**Document segment**:
════════
In this paper, we consider the implementation of the “cloud” computing strategy to study data sets associated to the atmospheric exploration of the planet Venus. More concretely, the Venus Monitoring Camera (VMC) onboard Venus Express orbiter provided the largest and the longest so far set of ultraviolet (UV), visible and near-IR images for investigation of the atmospheric circulation. To our best knowledge, this is the first time where the analysis of data from missions to Venus is integrated in the context of the “cloud” computing. The followed path and protocols can be extended to more general cases of space data analysis, and to the general framework of the big data analysis.

Keywords

Retrieval Data integration Cloud computing Big data 

Mathematics Subject Classification

65D18 97R60 97R30 

1 Introduction

Our work is based on the previous Venus image processing from observations of Venus Monitoring Camera (VMC) when analyzing tracks of the planet clouds. We translate such analysis to a framework of “cloud” computing using the same algorithms described in Sect. 2 [3, 5]. Hereafter, “clouds” in virtual sense will be given in quotes to distinguish from physical clouds. The algorithms involved in the image processing are dealing implicitly with nonlocal/extended data. For the above reason, we are considering possible generalizations of fractional calculus concepts [6, 7, 8, 9]. This new approach is suitable to model the phenomena where the properties in one point depend on the behavior in a large neighborhood of the point.

Computational processing of this problem involves a great number of resources. For this reason, a hybrid “cloud” architecture has been proposed along with a very simple task classification method in Sect. 3. To our knowledge, this is the first time that “cloud” computing technology is used for Venus image processing.

The core of the present work lies in the public “cloud” infrastructure used in the proposed architecture, as its complexity demands a way to identify the best setup depending on the computational needs of each task. To accomplish this, an execution model is provided by means of different metrics such as throughput, cost and a mix of both.

2 Description of the Algorithms for Cloud Tracking

Contrast details of Venus clouds images can be used for estimating the direction and the speed of their displacement analyzing two scenes taken at different times. Such a motion can be measured using digital methods for tracking of cloud features in pairs of VMC images. This technique is based on a correlation analysis between two image matrices.

At first step, changes in observation conditions (e.g., shift of the sub-satellite point and change of the spatial resolution) between the two selected images are taken in account. The both scenes are projected on a regular grid with a constant latitude/longitude step \(\delta\) by the triangular interpolation [2, p.49]. It should be noted that the nodes of the grid may mismatch with the original position of pixels. For every node, we select three closest image points (klm) and form a triangle with the node inside. If they lie within the one-step rectangle formed by neighboring nodes \((i-1,j-1)\), \((i+1,j-1)\), \((i-1,j+1)\), and \((i+1,j+1)\), the brightness \(I_{i,j}\) at the node can be derived as
$$\begin{aligned} I_{i,j}=\, & {} \frac{I_k\det (r_{i,j},r_l,r_m)+I_l\det (r_k,r_{i,j},r_m) +I_m\det (r_k,r_l,r_{i,j})}{\det (r_k,r_l,r_m)}, \end{aligned}$$
(1)
════════
**Material**:
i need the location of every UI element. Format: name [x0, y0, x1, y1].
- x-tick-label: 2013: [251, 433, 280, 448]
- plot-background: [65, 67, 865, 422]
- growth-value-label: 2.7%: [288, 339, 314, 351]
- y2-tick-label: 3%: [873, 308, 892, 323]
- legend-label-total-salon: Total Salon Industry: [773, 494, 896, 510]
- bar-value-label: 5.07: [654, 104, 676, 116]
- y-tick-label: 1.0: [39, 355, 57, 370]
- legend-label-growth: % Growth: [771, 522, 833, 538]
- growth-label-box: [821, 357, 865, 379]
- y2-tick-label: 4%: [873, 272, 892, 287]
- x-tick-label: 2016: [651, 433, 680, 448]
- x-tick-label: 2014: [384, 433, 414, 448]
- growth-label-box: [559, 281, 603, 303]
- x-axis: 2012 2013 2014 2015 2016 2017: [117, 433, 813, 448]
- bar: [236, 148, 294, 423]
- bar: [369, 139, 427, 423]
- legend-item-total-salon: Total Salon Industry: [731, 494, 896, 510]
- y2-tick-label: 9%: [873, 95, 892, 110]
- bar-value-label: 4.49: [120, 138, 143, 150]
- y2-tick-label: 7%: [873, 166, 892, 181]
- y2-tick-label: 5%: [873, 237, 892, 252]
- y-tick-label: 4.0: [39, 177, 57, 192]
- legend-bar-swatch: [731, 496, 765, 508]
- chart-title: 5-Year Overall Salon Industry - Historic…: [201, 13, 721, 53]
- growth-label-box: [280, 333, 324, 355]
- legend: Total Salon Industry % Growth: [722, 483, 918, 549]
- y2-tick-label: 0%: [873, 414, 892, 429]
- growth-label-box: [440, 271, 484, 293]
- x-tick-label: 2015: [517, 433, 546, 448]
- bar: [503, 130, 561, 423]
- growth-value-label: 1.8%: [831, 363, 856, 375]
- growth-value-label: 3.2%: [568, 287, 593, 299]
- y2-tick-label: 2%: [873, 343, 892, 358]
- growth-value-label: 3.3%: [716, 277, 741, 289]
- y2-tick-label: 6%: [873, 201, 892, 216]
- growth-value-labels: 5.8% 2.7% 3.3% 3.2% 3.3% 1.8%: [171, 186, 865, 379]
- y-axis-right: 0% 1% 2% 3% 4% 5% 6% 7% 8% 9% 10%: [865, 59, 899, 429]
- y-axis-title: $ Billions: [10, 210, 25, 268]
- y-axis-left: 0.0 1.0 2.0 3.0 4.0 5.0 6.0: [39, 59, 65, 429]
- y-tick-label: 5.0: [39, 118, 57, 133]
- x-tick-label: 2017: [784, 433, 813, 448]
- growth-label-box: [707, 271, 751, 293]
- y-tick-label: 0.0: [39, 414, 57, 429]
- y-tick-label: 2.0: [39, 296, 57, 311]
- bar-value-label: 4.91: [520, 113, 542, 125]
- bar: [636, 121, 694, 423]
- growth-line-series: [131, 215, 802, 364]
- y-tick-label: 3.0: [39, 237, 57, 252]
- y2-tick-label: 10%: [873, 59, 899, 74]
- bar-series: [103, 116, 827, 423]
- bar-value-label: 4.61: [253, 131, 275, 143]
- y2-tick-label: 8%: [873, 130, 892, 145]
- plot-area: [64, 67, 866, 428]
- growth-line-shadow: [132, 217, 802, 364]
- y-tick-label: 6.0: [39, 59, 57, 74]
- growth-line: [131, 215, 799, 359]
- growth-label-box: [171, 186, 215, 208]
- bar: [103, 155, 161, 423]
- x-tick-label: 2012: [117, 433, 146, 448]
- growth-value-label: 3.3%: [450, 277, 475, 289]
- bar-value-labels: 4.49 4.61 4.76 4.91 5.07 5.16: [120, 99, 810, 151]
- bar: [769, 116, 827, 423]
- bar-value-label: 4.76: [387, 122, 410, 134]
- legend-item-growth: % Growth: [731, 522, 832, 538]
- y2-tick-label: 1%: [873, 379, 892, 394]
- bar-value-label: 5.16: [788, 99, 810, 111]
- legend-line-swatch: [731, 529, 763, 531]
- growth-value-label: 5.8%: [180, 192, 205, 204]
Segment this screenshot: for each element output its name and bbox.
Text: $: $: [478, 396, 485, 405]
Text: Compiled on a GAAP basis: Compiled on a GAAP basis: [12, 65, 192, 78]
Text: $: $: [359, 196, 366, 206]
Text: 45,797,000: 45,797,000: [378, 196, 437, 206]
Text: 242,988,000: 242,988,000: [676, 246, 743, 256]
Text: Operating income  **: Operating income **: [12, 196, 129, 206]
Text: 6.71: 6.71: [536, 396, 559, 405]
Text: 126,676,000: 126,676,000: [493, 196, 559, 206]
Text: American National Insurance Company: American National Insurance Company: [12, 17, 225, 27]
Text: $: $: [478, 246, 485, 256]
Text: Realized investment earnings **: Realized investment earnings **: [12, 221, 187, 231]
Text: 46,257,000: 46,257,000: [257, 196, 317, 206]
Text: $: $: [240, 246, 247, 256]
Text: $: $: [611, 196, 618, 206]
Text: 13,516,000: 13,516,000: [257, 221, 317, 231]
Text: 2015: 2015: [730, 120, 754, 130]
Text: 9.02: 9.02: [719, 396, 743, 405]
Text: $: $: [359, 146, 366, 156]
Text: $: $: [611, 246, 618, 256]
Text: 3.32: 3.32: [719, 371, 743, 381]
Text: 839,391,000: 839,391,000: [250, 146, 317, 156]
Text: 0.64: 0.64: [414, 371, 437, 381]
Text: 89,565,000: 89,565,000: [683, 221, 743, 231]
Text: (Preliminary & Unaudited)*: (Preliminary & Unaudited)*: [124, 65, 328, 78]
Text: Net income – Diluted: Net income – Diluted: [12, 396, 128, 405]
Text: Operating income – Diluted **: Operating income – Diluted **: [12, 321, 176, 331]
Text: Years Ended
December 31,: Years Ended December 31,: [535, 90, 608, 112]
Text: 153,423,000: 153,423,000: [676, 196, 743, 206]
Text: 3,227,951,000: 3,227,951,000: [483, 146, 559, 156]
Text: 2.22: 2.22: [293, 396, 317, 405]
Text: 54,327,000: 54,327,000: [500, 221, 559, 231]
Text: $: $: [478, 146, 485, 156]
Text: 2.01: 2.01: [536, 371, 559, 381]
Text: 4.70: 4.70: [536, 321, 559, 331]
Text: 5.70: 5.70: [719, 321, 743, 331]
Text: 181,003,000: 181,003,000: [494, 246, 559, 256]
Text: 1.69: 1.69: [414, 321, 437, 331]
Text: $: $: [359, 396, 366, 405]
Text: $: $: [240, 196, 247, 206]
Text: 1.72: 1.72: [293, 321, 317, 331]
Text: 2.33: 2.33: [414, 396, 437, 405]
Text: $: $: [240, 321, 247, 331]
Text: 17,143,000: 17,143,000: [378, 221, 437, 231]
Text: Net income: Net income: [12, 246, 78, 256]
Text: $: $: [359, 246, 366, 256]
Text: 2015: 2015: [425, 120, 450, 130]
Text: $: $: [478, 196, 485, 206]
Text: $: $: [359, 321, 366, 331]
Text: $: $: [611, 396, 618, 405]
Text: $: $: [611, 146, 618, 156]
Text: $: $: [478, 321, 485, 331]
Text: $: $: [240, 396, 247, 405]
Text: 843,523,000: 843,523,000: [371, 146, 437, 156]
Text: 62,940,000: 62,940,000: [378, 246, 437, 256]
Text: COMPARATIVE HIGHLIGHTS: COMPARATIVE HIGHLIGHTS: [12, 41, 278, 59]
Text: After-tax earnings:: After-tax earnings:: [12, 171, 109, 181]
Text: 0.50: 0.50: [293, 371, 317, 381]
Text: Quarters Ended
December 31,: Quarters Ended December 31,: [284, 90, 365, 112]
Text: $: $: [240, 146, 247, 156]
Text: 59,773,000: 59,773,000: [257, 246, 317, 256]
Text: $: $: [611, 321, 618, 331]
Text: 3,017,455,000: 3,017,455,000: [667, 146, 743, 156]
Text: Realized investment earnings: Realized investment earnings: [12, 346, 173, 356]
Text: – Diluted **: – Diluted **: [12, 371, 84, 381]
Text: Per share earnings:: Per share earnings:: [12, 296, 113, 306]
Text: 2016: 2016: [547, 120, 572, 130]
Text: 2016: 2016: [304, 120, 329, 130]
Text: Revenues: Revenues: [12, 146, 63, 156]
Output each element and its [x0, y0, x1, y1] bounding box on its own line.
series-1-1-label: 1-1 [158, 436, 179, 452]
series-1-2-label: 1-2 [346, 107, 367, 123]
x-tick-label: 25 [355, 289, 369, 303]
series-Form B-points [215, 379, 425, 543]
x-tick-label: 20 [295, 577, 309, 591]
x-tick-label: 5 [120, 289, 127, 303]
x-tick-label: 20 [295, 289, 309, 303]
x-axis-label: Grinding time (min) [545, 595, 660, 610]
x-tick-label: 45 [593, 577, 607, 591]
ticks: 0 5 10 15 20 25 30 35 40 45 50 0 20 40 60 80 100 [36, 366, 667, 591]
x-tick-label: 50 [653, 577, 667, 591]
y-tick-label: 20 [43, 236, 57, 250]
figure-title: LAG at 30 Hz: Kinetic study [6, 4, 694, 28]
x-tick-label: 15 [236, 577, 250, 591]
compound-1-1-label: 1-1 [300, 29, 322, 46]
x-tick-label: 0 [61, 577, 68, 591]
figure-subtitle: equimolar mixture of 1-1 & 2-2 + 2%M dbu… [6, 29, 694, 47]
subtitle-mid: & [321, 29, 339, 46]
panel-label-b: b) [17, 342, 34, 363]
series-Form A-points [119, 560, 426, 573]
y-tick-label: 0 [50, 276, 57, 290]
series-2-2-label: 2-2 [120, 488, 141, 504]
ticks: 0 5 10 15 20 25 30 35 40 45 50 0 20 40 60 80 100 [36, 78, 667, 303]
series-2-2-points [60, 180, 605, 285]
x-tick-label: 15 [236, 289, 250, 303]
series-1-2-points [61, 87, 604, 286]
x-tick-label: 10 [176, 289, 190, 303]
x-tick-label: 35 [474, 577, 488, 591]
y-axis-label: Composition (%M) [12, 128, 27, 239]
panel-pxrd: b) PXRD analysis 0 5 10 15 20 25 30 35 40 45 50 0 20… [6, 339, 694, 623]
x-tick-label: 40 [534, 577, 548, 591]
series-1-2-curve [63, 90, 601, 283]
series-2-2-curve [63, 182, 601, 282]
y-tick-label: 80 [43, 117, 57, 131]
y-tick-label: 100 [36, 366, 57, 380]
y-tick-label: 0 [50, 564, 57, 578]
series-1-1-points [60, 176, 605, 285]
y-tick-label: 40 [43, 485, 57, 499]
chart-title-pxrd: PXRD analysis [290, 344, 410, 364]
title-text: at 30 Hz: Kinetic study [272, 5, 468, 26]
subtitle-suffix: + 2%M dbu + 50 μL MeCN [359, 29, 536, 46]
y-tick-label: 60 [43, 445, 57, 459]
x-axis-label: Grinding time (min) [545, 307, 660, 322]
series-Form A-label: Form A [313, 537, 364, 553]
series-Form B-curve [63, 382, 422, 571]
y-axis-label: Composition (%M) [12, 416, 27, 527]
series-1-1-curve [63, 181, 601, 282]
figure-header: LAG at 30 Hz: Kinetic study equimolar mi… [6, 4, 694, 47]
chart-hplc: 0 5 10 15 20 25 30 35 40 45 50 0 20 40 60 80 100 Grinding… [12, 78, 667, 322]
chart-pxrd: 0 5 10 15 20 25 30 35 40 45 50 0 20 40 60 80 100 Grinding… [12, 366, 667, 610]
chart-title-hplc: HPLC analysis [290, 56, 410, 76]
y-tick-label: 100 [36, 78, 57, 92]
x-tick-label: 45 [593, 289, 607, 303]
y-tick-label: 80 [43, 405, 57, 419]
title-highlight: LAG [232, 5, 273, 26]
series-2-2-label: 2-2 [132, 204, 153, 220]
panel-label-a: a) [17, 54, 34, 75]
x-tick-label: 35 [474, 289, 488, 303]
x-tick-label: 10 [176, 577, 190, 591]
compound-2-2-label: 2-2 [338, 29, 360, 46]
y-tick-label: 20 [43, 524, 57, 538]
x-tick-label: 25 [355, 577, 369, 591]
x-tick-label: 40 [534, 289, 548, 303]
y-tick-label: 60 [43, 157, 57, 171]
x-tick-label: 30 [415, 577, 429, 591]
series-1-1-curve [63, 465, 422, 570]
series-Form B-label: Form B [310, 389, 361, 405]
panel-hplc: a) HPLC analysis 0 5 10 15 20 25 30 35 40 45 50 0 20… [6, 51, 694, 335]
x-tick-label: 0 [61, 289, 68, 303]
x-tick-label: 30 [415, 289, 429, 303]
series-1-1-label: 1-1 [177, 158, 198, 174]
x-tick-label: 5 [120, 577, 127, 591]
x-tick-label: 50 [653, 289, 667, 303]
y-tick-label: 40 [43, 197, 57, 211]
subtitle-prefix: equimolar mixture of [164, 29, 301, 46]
════════
**Given task A**:
List every Mathematics Subject Classification code given in the Venus cloud-tracking paper.
**Given task B**:
Resume the Venus cloud-tracking paper immediately after equation (1).
The records were taken from a separate source and are unrelated to the text.

**Written reply A**:
65D18, 97R60, 97R30

**Written reply B**:
$$\begin{aligned} \det (r_k,r_l,r_m)=\,& {} \left| \begin{array}{ccc} 1 &{} \lambda _k &{} \varphi _k \\ 1 &{} \lambda _l &{} \varphi _l \\ 1 &{} \lambda _m &{} \varphi _m \end{array}\right| = \lambda _k(\varphi _l-\varphi _m)+\lambda _l(\varphi _m-\varphi _k)+\lambda _m(\varphi _k-\varphi _l), \end{aligned}$$
(2)
where \(r_k(\lambda ,\varphi )\), \(r_l(\lambda ,\varphi )\), \(r_m(\Lambda ,\varphi )\) are coordinates (\(\lambda\)—longitude, \(\varphi\)—latitude) of the points klm, and \(I_k, I_m, I_l\) are image brightness values at these points. If we cannot find such three points within the rectangle above, we use the closest point in the frame of half a step for determination of the brightness \(I_{i,j}\). Otherwise, the node is marked as empty.

To achieve efficient and accurate interpolation, the value must be chosen equal or slightly coarser than the spatial resolution of the original images. Too large grid step would reduce the accuracy, while too small \(\delta\) would produce a lot of empty grid nodes near the limb. The optimal value is found empirically by minimizing the number of empty nodes at low latitudes for different image groups.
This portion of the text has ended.